* _Written exercise_: Reproduce each line that includes the word "headlamps".

Start of Exercise data

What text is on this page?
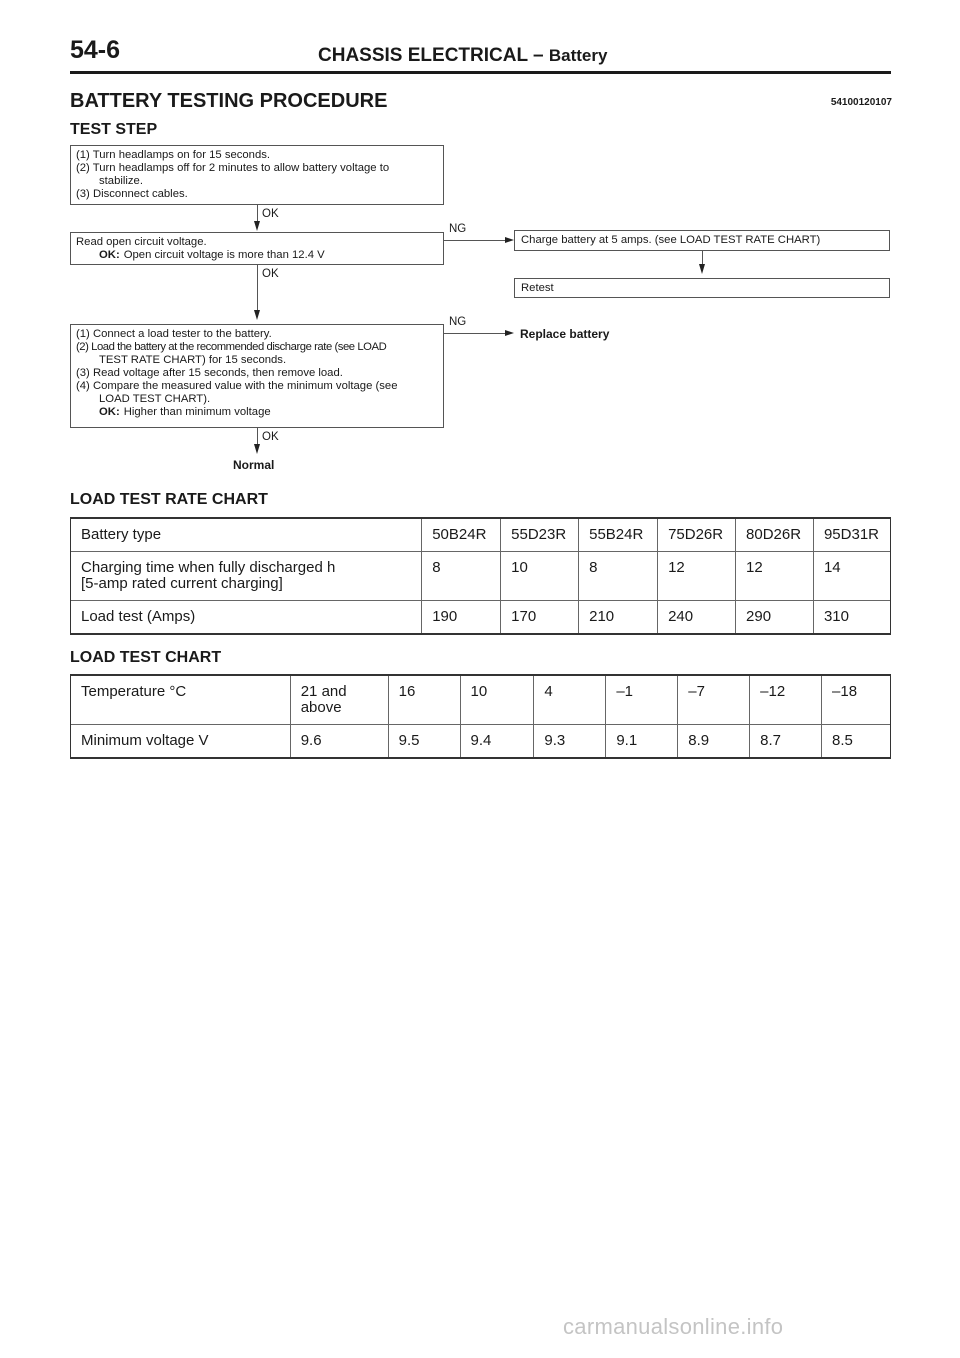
54-6	CHASSIS ELECTRICAL – Battery
BATTERY TESTING PROCEDURE	54100120107
TEST STEP
(1) Turn headlamps on for 15 seconds.
(2) Turn headlamps off for 2 minutes to allow battery voltage to
stabilize.
(3) Disconnect cables.
OK
Read open circuit voltage.
OK: Open circuit voltage is more than 12.4 V
NG
Charge battery at 5 amps. (see LOAD TEST RATE CHART)
Retest
OK
(1) Connect a load tester to the battery.
(2) Load the battery at the recommended discharge rate (see LOAD
TEST RATE CHART) for 15 seconds.
(3) Read voltage after 15 seconds, then remove load.
(4) Compare the measured value with the minimum voltage (see
LOAD TEST CHART).
OK: Higher than minimum voltage
NG
Replace battery
OK
Normal
LOAD TEST RATE CHART
Battery type	50B24R	55D23R	55B24R	75D26R	80D26R	95D31R

Charging time when fully discharged h
[5-amp rated current charging]	8	10	8	12	12	14

Load test (Amps)	190	170	210	240	290	310
LOAD TEST CHART
Temperature °C	21 and
above	16	10	4	–1	–7	–12	–18

Minimum voltage V	9.6	9.5	9.4	9.3	9.1	8.9	8.7	8.5
carmanualsonline.info
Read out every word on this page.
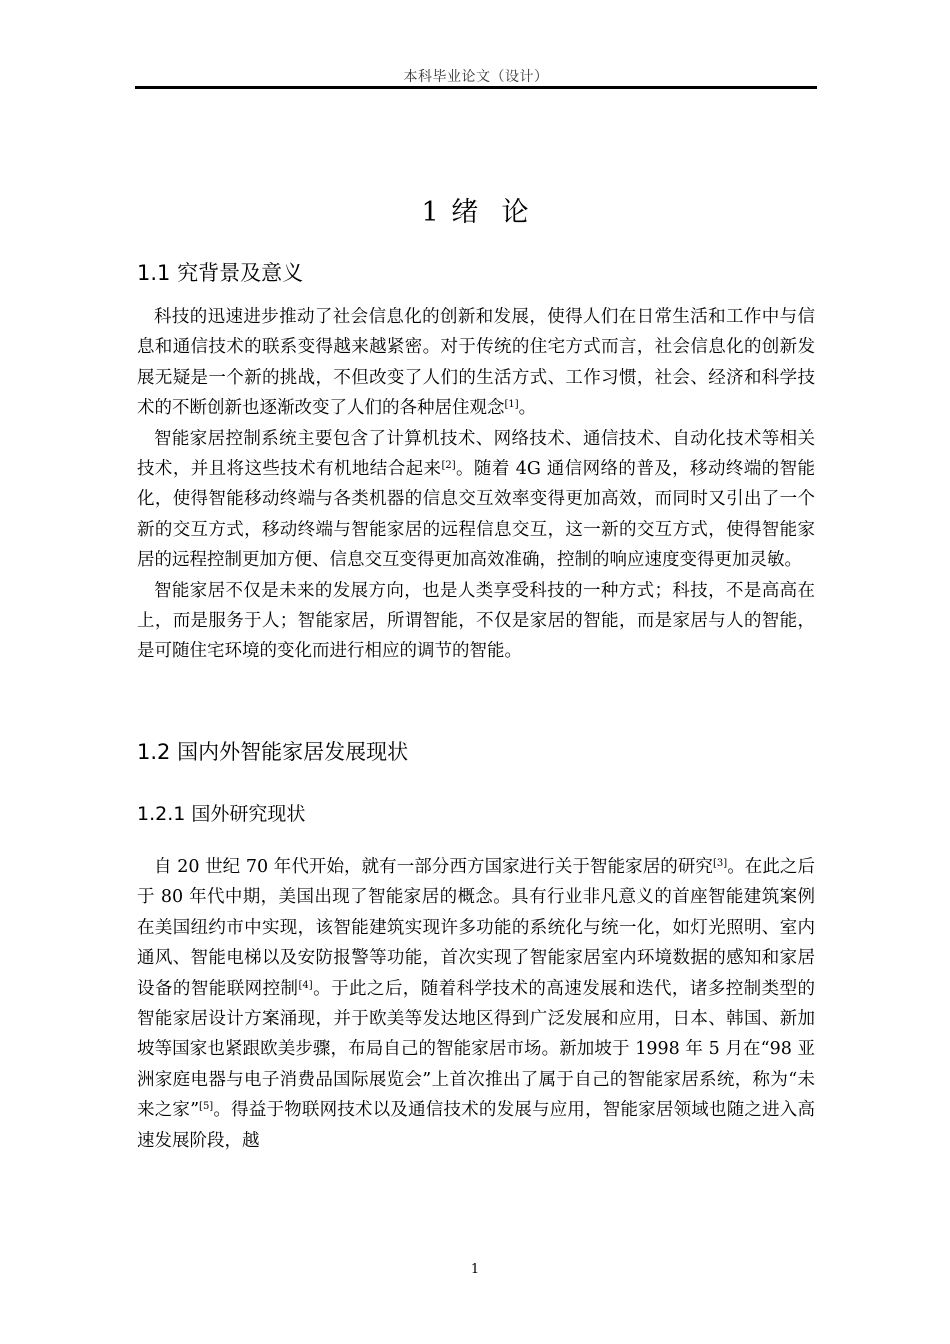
本科毕业论文（设计）
1 绪  论
1.1 究背景及意义

科技的迅速进步推动了社会信息化的创新和发展，使得人们在日常生活和工作中与信息和通信技术的联系变得越来越紧密。对于传统的住宅方式而言，社会信息化的创新发展无疑是一个新的挑战，不但改变了人们的生活方式、工作习惯，社会、经济和科学技术的不断创新也逐渐改变了人们的各种居住观念[1]。

智能家居控制系统主要包含了计算机技术、网络技术、通信技术、自动化技术等相关技术，并且将这些技术有机地结合起来[2]。随着 4G 通信网络的普及，移动终端的智能化，使得智能移动终端与各类机器的信息交互效率变得更加高效，而同时又引出了一个新的交互方式，移动终端与智能家居的远程信息交互，这一新的交互方式，使得智能家居的远程控制更加方便、信息交互变得更加高效准确，控制的响应速度变得更加灵敏。

智能家居不仅是未来的发展方向，也是人类享受科技的一种方式；科技，不是高高在上，而是服务于人；智能家居，所谓智能，不仅是家居的智能，而是家居与人的智能，是可随住宅环境的变化而进行相应的调节的智能。

1.2 国内外智能家居发展现状
1.2.1 国外研究现状

自 20 世纪 70 年代开始，就有一部分西方国家进行关于智能家居的研究[3]。在此之后于 80 年代中期，美国出现了智能家居的概念。具有行业非凡意义的首座智能建筑案例在美国纽约市中实现，该智能建筑实现许多功能的系统化与统一化，如灯光照明、室内通风、智能电梯以及安防报警等功能，首次实现了智能家居室内环境数据的感知和家居设备的智能联网控制[4]。于此之后，随着科学技术的高速发展和迭代，诸多控制类型的智能家居设计方案涌现，并于欧美等发达地区得到广泛发展和应用，日本、韩国、新加坡等国家也紧跟欧美步骤，布局自己的智能家居市场。新加坡于 1998 年 5 月在“98 亚洲家庭电器与电子消费品国际展览会”上首次推出了属于自己的智能家居系统，称为“未来之家”[5]。得益于物联网技术以及通信技术的发展与应用，智能家居领域也随之进入高速发展阶段，越

1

End of Exercise data

* _Response_:
(1) Turn headlamps on for 15 seconds.
(2) Turn headlamps off for 2 minutes to allow battery voltage to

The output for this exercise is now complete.